What if you intend to keep it in the car all the time? As in, if you arent taking it out and reinstalling it all the time. I have a spare infant seat that doesnt have a base that Im thinking about installing into DH's vehicle (which would only be used once or twice a week) but we wouldnt be using it as a carrier, just as a carseat.


----------



## Maedze (Dec 16, 2008)

That would be fine. (Although from experience I can tell you squeezing anything but a tiny baby into a correctly installed baseless I/O seat can be a giant pain in the neck! )

Quote:


> Originally Posted by *Adaline'sMama*
> 
> What if you intend to keep it in the car all the time? As in, if you arent taking it out and reinstalling it all the time. I have a spare infant seat that doesnt have a base that Im thinking about installing into DH's vehicle (which would only be used once or twice a week) but we wouldnt be using it as a carrier, just as a carseat.


----------



## ameliabedelia (Sep 24, 2002)

I would do daughter and baby in the front. 3.5 yo boy in the back, passenger side. Surely you should be able to get to the back and buckle him up without folding down a front seat. We don't have that vehicle, but in our minivan, the far back seat on the passenger side is accessible from the door, while the driver's side back isn't.

The only reason I say that, is because in my experience, I like having the oldest child next to the baby to hand the baby toys, give them a paci, etc. But if that doesn't work, put older dd in the back seat, passenger side and teach her to buckle herself).

I would not use an infant seat without a base. Installing and reinstalling it seems way, way more trouble than just walking around to the other side or getting out of the car and leaning over to help older kids with their seat belts/buckles, etc.


----------



## Mom2M (Sep 23, 2006)

Quote:


> Originally Posted by *Adaline'sMama*
> 
> What if you intend to keep it in the car all the time? As in, if you arent taking it out and reinstalling it all the time. I have a spare infant seat that doesnt have a base that Im thinking about installing into DH's vehicle (which would only be used once or twice a week) but we wouldnt be using it as a carrier, just as a carseat.


We had a baseless infant seat (Snugride 35) in our car for quite a while and it was fine. Not difficult to use and easy to buckle in and install correctly.


----------



## Kkrpata (Jan 18, 2011)

Quote:


> Originally Posted by *ameliabedelia*
> 
> I would do daughter and baby in the front. 3.5 yo boy in the back, passenger side. Surely you should be able to get to the back and buckle him up without folding down a front seat. We don't have that vehicle, but in our minivan, the far back seat on the passenger side is accessible from the door, while the driver's side back isn't.
> 
> ...

* Given information:
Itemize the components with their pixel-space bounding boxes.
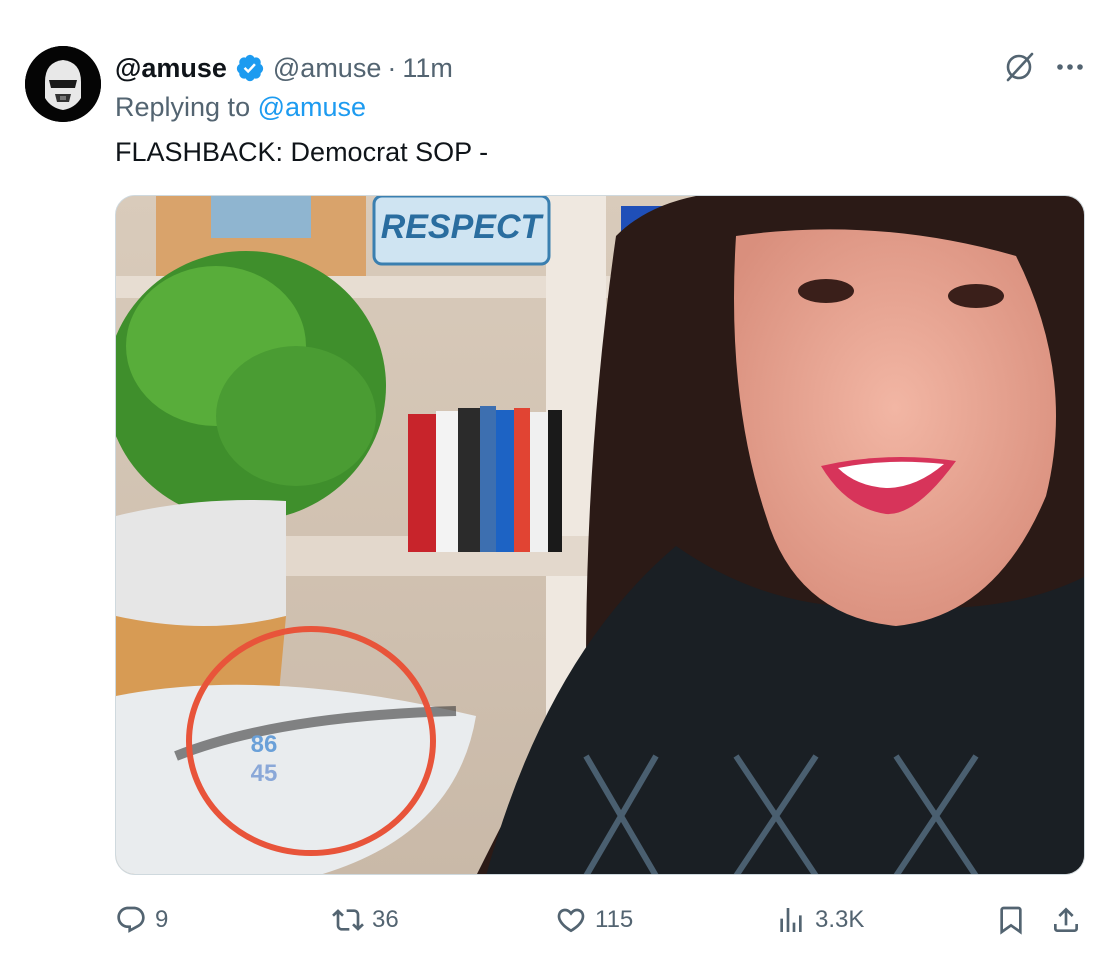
- avatar[interactable]: [25, 46, 101, 122]
- reply-count: 9: [155, 906, 169, 933]
- retweet-icon: [332, 909, 364, 931]
- retweet-count: 36: [372, 906, 399, 933]
- handle[interactable]: @amuse: [273, 53, 381, 84]
- retweet-button[interactable]: 36: [332, 895, 399, 945]
- grok-icon[interactable]: [1002, 50, 1036, 84]
- bookmark-icon: [1000, 906, 1022, 935]
- like-button[interactable]: 115: [555, 895, 633, 945]
- verified-badge-icon: [236, 54, 264, 82]
- sign-text: RESPECT: [381, 208, 545, 246]
- views-button[interactable]: 3.3K: [775, 895, 864, 945]
- display-name[interactable]: @amuse: [115, 53, 227, 84]
- timestamp[interactable]: 11m: [402, 53, 453, 84]
- share-icon: [1054, 907, 1078, 932]
- like-count: 115: [595, 906, 634, 933]
- separator-dot: ·: [387, 52, 397, 83]
- respect-sign: RESPECT: [372, 196, 551, 266]
- bookmark-button[interactable]: [995, 895, 1035, 945]
- reply-icon: [117, 906, 145, 933]
- views-count: 3.3K: [815, 906, 865, 933]
- tweet-header: @amuse @amuse · 11m: [115, 48, 453, 88]
- replying-to-line: Replying to @amuse: [115, 92, 366, 123]
- tweet-media[interactable]: RESPECT 86 45: [115, 195, 1085, 875]
- replying-to-prefix: Replying to: [115, 92, 251, 122]
- tweet-text: FLASHBACK: Democrat SOP -: [115, 137, 489, 167]
- sticker-line-1: 86: [251, 731, 278, 758]
- share-button[interactable]: [1050, 895, 1090, 945]
- replying-to-link[interactable]: @amuse: [258, 92, 366, 122]
- heart-icon: [557, 908, 585, 933]
- action-bar: 9 36 115 3.3K: [0, 895, 1108, 945]
- reply-button[interactable]: 9: [115, 895, 168, 945]
- views-icon: [780, 908, 802, 932]
- more-options-icon[interactable]: [1052, 50, 1088, 84]
- sticker-line-2: 45: [251, 760, 278, 787]
- media-photo: RESPECT 86 45: [116, 196, 1084, 874]
- stormtrooper-icon: [25, 46, 101, 122]
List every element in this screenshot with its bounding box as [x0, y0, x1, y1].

* Task to complete:
Answer the following from the car seat thread:
1. Which model of infant seat did Mom2M keep in the car without a base?
2. In ameliabedelia's minivan, which side's far back seat can be reached from the door?
3. How often would DH's vehicle be used, according to Adaline'sMama's post?

* Task answer:
1. Snugride 35
2. The passenger side
3. Once or twice a week